▶ Work required: Would you retype all of these records exactly?

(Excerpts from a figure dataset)
────────────────

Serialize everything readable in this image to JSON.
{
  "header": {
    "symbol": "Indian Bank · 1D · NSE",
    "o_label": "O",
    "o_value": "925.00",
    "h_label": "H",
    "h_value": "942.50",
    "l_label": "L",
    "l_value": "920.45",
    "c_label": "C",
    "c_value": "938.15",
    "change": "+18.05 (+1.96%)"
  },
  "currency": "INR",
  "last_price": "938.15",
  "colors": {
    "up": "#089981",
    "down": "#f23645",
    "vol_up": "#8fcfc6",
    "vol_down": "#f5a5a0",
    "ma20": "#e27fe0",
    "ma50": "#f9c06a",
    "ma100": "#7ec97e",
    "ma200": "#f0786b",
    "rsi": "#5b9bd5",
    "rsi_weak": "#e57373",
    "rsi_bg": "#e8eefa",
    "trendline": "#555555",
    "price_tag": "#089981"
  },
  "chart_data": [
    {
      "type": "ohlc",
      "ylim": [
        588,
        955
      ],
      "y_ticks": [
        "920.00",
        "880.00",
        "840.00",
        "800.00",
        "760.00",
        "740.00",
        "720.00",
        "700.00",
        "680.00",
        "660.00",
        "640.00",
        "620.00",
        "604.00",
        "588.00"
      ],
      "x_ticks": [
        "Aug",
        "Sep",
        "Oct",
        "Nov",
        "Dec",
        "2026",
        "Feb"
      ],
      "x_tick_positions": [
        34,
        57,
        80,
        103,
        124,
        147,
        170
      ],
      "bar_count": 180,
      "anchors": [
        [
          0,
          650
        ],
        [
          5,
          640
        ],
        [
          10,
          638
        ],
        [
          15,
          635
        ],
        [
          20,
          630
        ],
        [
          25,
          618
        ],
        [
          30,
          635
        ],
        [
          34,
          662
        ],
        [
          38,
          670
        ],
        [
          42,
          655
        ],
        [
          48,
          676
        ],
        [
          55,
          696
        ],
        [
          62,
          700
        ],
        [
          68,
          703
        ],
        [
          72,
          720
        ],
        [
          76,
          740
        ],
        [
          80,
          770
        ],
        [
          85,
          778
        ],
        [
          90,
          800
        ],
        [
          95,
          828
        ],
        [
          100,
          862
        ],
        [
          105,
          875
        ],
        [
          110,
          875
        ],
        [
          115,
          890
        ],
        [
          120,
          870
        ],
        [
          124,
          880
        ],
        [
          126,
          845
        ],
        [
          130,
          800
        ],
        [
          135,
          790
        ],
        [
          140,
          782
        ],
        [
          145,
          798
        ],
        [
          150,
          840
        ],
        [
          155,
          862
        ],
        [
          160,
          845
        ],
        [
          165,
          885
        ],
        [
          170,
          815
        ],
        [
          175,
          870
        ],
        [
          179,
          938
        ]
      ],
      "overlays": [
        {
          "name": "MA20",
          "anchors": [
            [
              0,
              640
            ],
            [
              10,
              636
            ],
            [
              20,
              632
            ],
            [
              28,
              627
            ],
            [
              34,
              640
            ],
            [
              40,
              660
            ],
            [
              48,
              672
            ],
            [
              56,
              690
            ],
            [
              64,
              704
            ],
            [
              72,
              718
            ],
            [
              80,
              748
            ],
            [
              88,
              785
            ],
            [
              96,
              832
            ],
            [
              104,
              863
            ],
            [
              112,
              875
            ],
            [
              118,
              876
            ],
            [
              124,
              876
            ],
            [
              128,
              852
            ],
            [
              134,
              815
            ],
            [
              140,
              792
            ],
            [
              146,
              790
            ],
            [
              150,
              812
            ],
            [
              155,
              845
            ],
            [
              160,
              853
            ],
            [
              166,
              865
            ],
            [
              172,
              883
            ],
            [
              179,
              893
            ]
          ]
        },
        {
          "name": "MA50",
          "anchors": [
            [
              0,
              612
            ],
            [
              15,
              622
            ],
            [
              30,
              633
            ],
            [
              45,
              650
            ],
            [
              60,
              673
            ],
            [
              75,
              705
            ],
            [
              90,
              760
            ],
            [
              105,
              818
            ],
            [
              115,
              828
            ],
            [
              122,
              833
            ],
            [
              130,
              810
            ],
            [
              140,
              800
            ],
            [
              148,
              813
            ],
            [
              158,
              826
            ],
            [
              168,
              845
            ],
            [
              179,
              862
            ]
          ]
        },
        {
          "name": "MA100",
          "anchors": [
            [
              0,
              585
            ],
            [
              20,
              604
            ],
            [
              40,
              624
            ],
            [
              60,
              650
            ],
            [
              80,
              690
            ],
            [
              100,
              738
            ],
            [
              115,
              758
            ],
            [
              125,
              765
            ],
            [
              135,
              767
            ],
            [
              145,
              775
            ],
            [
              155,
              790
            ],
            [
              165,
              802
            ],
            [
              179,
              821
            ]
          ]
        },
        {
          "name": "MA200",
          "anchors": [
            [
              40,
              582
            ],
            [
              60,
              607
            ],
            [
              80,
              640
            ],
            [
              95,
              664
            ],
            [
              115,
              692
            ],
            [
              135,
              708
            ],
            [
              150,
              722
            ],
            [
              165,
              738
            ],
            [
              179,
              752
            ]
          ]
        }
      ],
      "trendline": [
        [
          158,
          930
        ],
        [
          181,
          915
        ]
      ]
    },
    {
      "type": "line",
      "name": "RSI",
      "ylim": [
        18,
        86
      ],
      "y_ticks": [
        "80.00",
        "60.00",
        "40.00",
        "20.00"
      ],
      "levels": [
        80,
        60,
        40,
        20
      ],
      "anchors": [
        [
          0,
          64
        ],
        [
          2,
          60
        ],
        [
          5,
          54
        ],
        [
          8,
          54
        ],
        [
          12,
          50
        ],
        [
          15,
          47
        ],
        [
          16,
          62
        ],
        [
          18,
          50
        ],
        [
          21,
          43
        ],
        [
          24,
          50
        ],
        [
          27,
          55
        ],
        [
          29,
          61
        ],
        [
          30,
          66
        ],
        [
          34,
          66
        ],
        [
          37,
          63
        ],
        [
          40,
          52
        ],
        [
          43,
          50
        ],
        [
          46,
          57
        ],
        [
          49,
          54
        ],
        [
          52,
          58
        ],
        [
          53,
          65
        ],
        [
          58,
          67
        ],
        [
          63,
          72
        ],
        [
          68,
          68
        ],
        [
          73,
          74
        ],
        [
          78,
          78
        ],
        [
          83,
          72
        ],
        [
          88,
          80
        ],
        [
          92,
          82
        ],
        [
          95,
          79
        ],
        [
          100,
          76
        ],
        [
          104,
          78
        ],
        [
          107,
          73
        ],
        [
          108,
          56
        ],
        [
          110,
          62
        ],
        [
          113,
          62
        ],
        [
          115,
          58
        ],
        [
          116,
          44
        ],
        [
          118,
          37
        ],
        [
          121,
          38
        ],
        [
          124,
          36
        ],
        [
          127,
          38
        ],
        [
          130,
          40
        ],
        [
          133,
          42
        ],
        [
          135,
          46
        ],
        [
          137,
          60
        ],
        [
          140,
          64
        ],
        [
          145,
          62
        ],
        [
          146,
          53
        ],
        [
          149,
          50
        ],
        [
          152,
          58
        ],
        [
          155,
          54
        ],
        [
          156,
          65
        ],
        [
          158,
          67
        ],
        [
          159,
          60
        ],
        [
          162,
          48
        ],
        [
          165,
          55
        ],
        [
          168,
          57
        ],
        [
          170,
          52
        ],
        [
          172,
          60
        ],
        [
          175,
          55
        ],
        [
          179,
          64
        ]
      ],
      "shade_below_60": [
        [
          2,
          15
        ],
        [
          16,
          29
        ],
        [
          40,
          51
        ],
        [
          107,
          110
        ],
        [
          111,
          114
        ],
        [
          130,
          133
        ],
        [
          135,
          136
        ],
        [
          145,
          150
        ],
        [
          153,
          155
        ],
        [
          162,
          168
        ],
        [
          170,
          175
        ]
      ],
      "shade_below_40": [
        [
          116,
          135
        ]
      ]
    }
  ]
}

────────────────

▶ Solution to this task:
Serialize everything readable in this image to JSON.
{
  "header": {
    "symbol": "Indian Bank · 1D · NSE",
    "o_label": "O",
    "o_value": "925.00",
    "h_label": "H",
    "h_value": "942.50",
    "l_label": "L",
    "l_value": "920.45",
    "c_label": "C",
    "c_value": "938.15",
    "change": "+18.05 (+1.96%)"
  },
  "currency": "INR",
  "last_price": "938.15",
  "colors": {
    "up": "#089981",
    "down": "#f23645",
    "vol_up": "#8fcfc6",
    "vol_down": "#f5a5a0",
    "ma20": "#e27fe0",
    "ma50": "#f9c06a",
    "ma100": "#7ec97e",
    "ma200": "#f0786b",
    "rsi": "#5b9bd5",
    "rsi_weak": "#e57373",
    "rsi_bg": "#e8eefa",
    "trendline": "#555555",
    "price_tag": "#089981"
  },
  "chart_data": [
    {
      "type": "ohlc",
      "ylim": [
        588,
        955
      ],
      "y_ticks": [
        "920.00",
        "880.00",
        "840.00",
        "800.00",
        "760.00",
        "740.00",
        "720.00",
        "700.00",
        "680.00",
        "660.00",
        "640.00",
        "620.00",
        "604.00",
        "588.00"
      ],
      "x_ticks": [
        "Aug",
        "Sep",
        "Oct",
        "Nov",
        "Dec",
        "2026",
        "Feb"
      ],
      "x_tick_positions": [
        34,
        57,
        80,
        103,
        124,
        147,
        170
      ],
      "bar_count": 180,
      "anchors": [
        [
          0,
          650
        ],
        [
          5,
          640
        ],
        [
          10,
          638
        ],
        [
          15,
          635
        ],
        [
          20,
          630
        ],
        [
          25,
          618
        ],
        [
          30,
          635
        ],
        [
          34,
          662
        ],
        [
          38,
          670
        ],
        [
          42,
          655
        ],
        [
          48,
          676
        ],
        [
          55,
          696
        ],
        [
          62,
          700
        ],
        [
          68,
          703
        ],
        [
          72,
          720
        ],
        [
          76,
          740
        ],
        [
          80,
          770
        ],
        [
          85,
          778
        ],
        [
          90,
          800
        ],
        [
          95,
          828
        ],
        [
          100,
          862
        ],
        [
          105,
          875
        ],
        [
          110,
          875
        ],
        [
          115,
          890
        ],
        [
          120,
          870
        ],
        [
          124,
          880
        ],
        [
          126,
          845
        ],
        [
          130,
          800
        ],
        [
          135,
          790
        ],
        [
          140,
          782
        ],
        [
          145,
          798
        ],
        [
          150,
          840
        ],
        [
          155,
          862
        ],
        [
          160,
          845
        ],
        [
          165,
          885
        ],
        [
          170,
          815
        ],
        [
          175,
          870
        ],
        [
          179,
          938
        ]
      ],
      "overlays": [
        {
          "name": "MA20",
          "anchors": [
            [
              0,
              640
            ],
            [
              10,
              636
            ],
            [
              20,
              632
            ],
            [
              28,
              627
            ],
            [
              34,
              640
            ],
            [
              40,
              660
            ],
            [
              48,
              672
            ],
            [
              56,
              690
            ],
            [
              64,
              704
            ],
            [
              72,
              718
            ],
            [
              80,
              748
            ],
            [
              88,
              785
            ],
            [
              96,
              832
            ],
            [
              104,
              863
            ],
            [
              112,
              875
            ],
            [
              118,
              876
            ],
            [
              124,
              876
            ],
            [
              128,
              852
            ],
            [
              134,
              815
            ],
            [
              140,
              792
            ],
            [
              146,
              790
            ],
            [
              150,
              812
            ],
            [
              155,
              845
            ],
            [
              160,
              853
            ],
            [
              166,
              865
            ],
            [
              172,
              883
            ],
            [
              179,
              893
            ]
          ]
        },
        {
          "name": "MA50",
          "anchors": [
            [
              0,
              612
            ],
            [
              15,
              622
            ],
            [
              30,
              633
            ],
            [
              45,
              650
            ],
            [
              60,
              673
            ],
            [
              75,
              705
            ],
            [
              90,
              760
            ],
            [
              105,
              818
            ],
            [
              115,
              828
            ],
            [
              122,
              833
            ],
            [
              130,
              810
            ],
            [
              140,
              800
            ],
            [
              148,
              813
            ],
            [
              158,
              826
            ],
            [
              168,
              845
            ],
            [
              179,
              862
            ]
          ]
        },
        {
          "name": "MA100",
          "anchors": [
            [
              0,
              585
            ],
            [
              20,
              604
            ],
            [
              40,
              624
            ],
            [
              60,
              650
            ],
            [
              80,
              690
            ],
            [
              100,
              738
            ],
            [
              115,
              758
            ],
            [
              125,
              765
            ],
            [
              135,
              767
            ],
            [
              145,
              775
            ],
            [
              155,
              790
            ],
            [
              165,
              802
            ],
            [
              179,
              821
            ]
          ]
        },
        {
          "name": "MA200",
          "anchors": [
            [
              40,
              582
            ],
            [
              60,
              607
            ],
            [
              80,
              640
            ],
            [
              95,
              664
            ],
            [
              115,
              692
            ],
            [
              135,
              708
            ],
            [
              150,
              722
            ],
            [
              165,
              738
            ],
            [
              179,
              752
            ]
          ]
        }
      ],
      "trendline": [
        [
          158,
          930
        ],
        [
          181,
          915
        ]
      ]
    },
    {
      "type": "line",
      "name": "RSI",
      "ylim": [
        18,
        86
      ],
      "y_ticks": [
        "80.00",
        "60.00",
        "40.00",
        "20.00"
      ],
      "levels": [
        80,
        60,
        40,
        20
      ],
      "anchors": [
        [
          0,
          64
        ],
        [
          2,
          60
        ],
        [
          5,
          54
        ],
        [
          8,
          54
        ],
        [
          12,
          50
        ],
        [
          15,
          47
        ],
        [
          16,
          62
        ],
        [
          18,
          50
        ],
        [
          21,
          43
        ],
        [
          24,
          50
        ],
        [
          27,
          55
        ],
        [
          29,
          61
        ],
        [
          30,
          66
        ],
        [
          34,
          66
        ],
        [
          37,
          63
        ],
        [
          40,
          52
        ],
        [
          43,
          50
        ],
        [
          46,
          57
        ],
        [
          49,
          54
        ],
        [
          52,
          58
        ],
        [
          53,
          65
        ],
        [
          58,
          67
        ],
        [
          63,
          72
        ],
        [
          68,
          68
        ],
        [
          73,
          74
        ],
        [
          78,
          78
        ],
        [
          83,
          72
        ],
        [
          88,
          80
        ],
        [
          92,
          82
        ],
        [
          95,
          79
        ],
        [
          100,
          76
        ],
        [
          104,
          78
        ],
        [
          107,
          73
        ],
        [
          108,
          56
        ],
        [
          110,
          62
        ],
        [
          113,
          62
        ],
        [
          115,
          58
        ],
        [
          116,
          44
        ],
        [
          118,
          37
        ],
        [
          121,
          38
        ],
        [
          124,
          36
        ],
        [
          127,
          38
        ],
        [
          130,
          40
        ],
        [
          133,
          42
        ],
        [
          135,
          46
        ],
        [
          137,
          60
        ],
        [
          140,
          64
        ],
        [
          145,
          62
        ],
        [
          146,
          53
        ],
        [
          149,
          50
        ],
        [
          152,
          58
        ],
        [
          155,
          54
        ],
        [
          156,
          65
        ],
        [
          158,
          67
        ],
        [
          159,
          60
        ],
        [
          162,
          48
        ],
        [
          165,
          55
        ],
        [
          168,
          57
        ],
        [
          170,
          52
        ],
        [
          172,
          60
        ],
        [
          175,
          55
        ],
        [
          179,
          64
        ]
      ],
      "shade_below_60": [
        [
          2,
          15
        ],
        [
          16,
          29
        ],
        [
          40,
          51
        ],
        [
          107,
          110
        ],
        [
          111,
          114
        ],
        [
          130,
          133
        ],
        [
          135,
          136
        ],
        [
          145,
          150
        ],
        [
          153,
          155
        ],
        [
          162,
          168
        ],
        [
          170,
          175
        ]
      ],
      "shade_below_40": [
        [
          116,
          135
        ]
      ]
    }
  ]
}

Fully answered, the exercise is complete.